EXERCISE DIRECTIONS. Locate the word "engedhető" in the entries below, then gather every line that holds it.

DATA RECORDS.
***

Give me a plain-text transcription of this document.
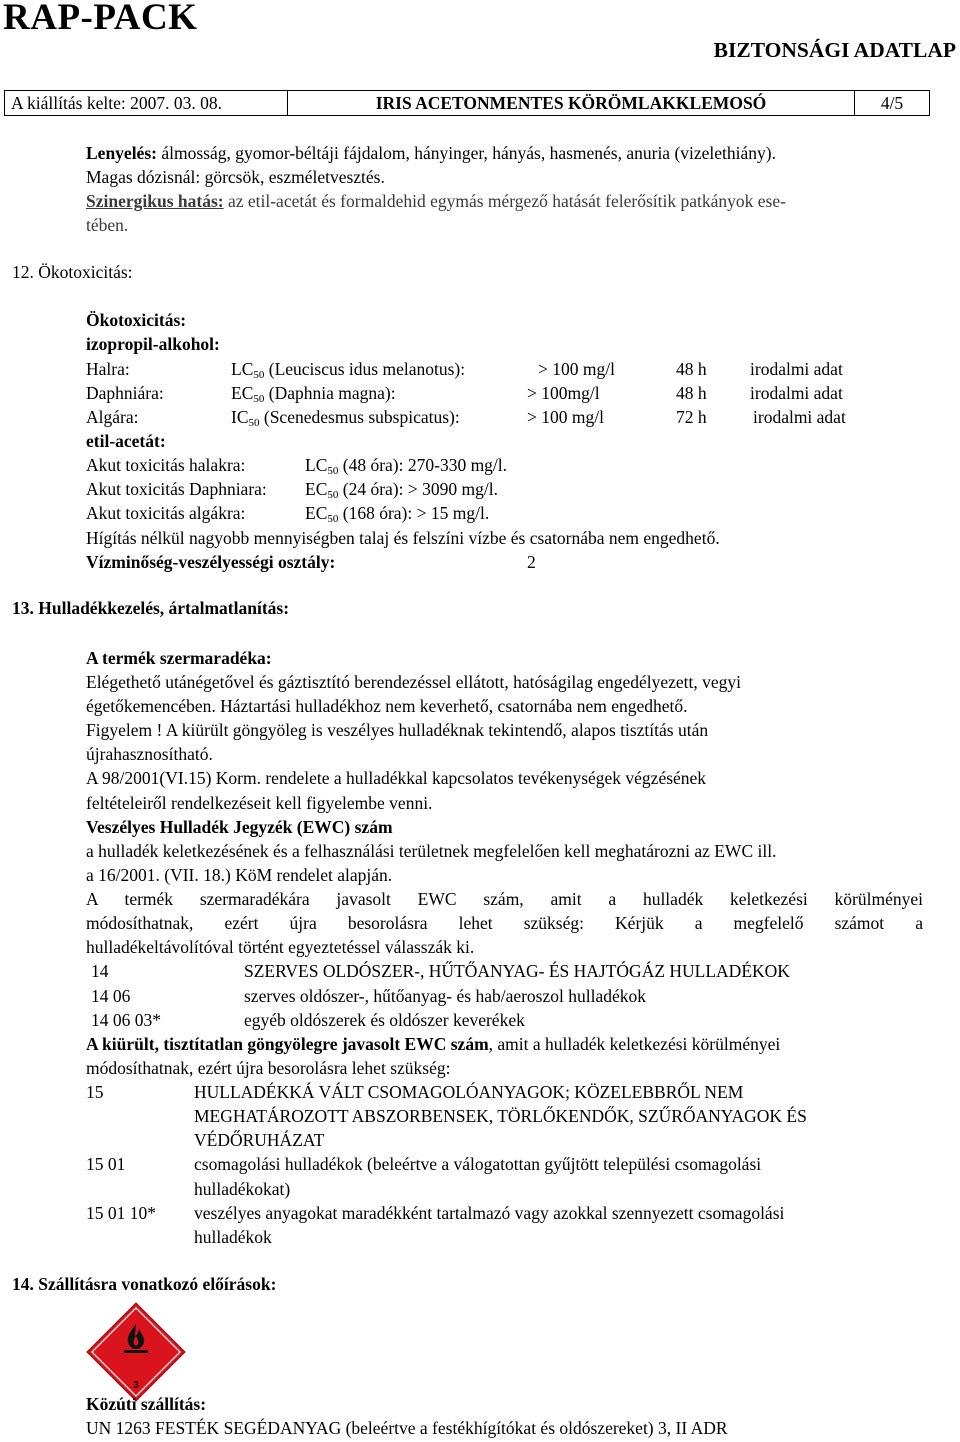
RAP-PACK
BIZTONSÁGI ADATLAP
A kiállítás kelte: 2007. 03. 08.	IRIS ACETONMENTES KÖRÖMLAKKLEMOSÓ	4/5
Lenyelés: álmosság, gyomor-béltáji fájdalom, hányinger, hányás, hasmenés, anuria (vizelethiány).
Magas dózisnál: görcsök, eszméletvesztés.
Szinergikus hatás: az etil-acetát és formaldehid egymás mérgező hatását felerősítik patkányok ese-
tében.
12. Ökotoxicitás:
Ökotoxicitás:
izopropil-alkohol:
Halra:	$LC_{50}$ (Leuciscus idus melanotus):	> 100 mg/l	48 h irodalmi adat
Daphniára:	$EC_{50}$ (Daphnia magna):	> 100mg/l	48 h irodalmi adat
Algára:	$IC_{50}$ (Scenedesmus subspicatus):	> 100 mg/l	72 h	irodalmi adat
etil-acetát:
Akut toxicitás halakra:	$LC_{50}$ (48 óra): 270-330 mg/l.
Akut toxicitás Daphniara: $EC_{50}$ (24 óra): > 3090 mg/l.
Akut toxicitás algákra:	$EC_{50}$ (168 óra): > 15 mg/l.
Hígítás nélkül nagyobb mennyiségben talaj és felszíni vízbe és csatornába nem engedhető.
Vízminőség-veszélyességi osztály:	2
13. Hulladékkezelés, ártalmatlanítás:
A termék szermaradéka:
Elégethető utánégetővel és gáztisztító berendezéssel ellátott, hatóságilag engedélyezett, vegyi
égetőkemencében. Háztartási hulladékhoz nem keverhető, csatornába nem engedhető.
Figyelem ! A kiürült göngyöleg is veszélyes hulladéknak tekintendő, alapos tisztítás után
újrahasznosítható.
A 98/2001(VI.15) Korm. rendelete a hulladékkal kapcsolatos tevékenységek végzésének
feltételeiről rendelkezéseit kell figyelembe venni.
Veszélyes Hulladék Jegyzék (EWC) szám
a hulladék keletkezésének és a felhasználási területnek megfelelően kell meghatározni az EWC ill.
a 16/2001. (VII. 18.) KöM rendelet alapján.
A termék szermaradékára javasolt EWC szám, amit a hulladék keletkezési körülményei
módosíthatnak, ezért újra besorolásra lehet szükség: Kérjük a megfelelő számot a
hulladékeltávolítóval történt egyeztetéssel válasszák ki.
14	SZERVES OLDÓSZER-, HŰTŐANYAG- ÉS HAJTÓGÁZ HULLADÉKOK
14 06	szerves oldószer-, hűtőanyag- és hab/aeroszol hulladékok
14 06 03*	egyéb oldószerek és oldószer keverékek
A kiürült, tisztítatlan göngyölegre javasolt EWC szám, amit a hulladék keletkezési körülményei
módosíthatnak, ezért újra besorolásra lehet szükség:
15	HULLADÉKKÁ VÁLT CSOMAGOLÓANYAGOK; KÖZELEBBRŐL NEM
MEGHATÁROZOTT ABSZORBENSEK, TÖRLŐKENDŐK, SZŰRŐANYAGOK ÉS
VÉDŐRUHÁZAT
15 01	csomagolási hulladékok (beleértve a válogatottan gyűjtött települési csomagolási
hulladékokat)
15 01 10* veszélyes anyagokat maradékként tartalmazó vagy azokkal szennyezett csomagolási
hulladékok
14. Szállításra vonatkozó előírások:
3
Közúti szállítás:
UN 1263 FESTÉK SEGÉDANYAG (beleértve a festékhígítókat és oldószereket) 3, II ADR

***

COMPLETE RESPONSE.
Hígítás nélkül nagyobb mennyiségben talaj és felszíni vízbe és csatornába nem engedhető.
égetőkemencében. Háztartási hulladékhoz nem keverhető, csatornába nem engedhető.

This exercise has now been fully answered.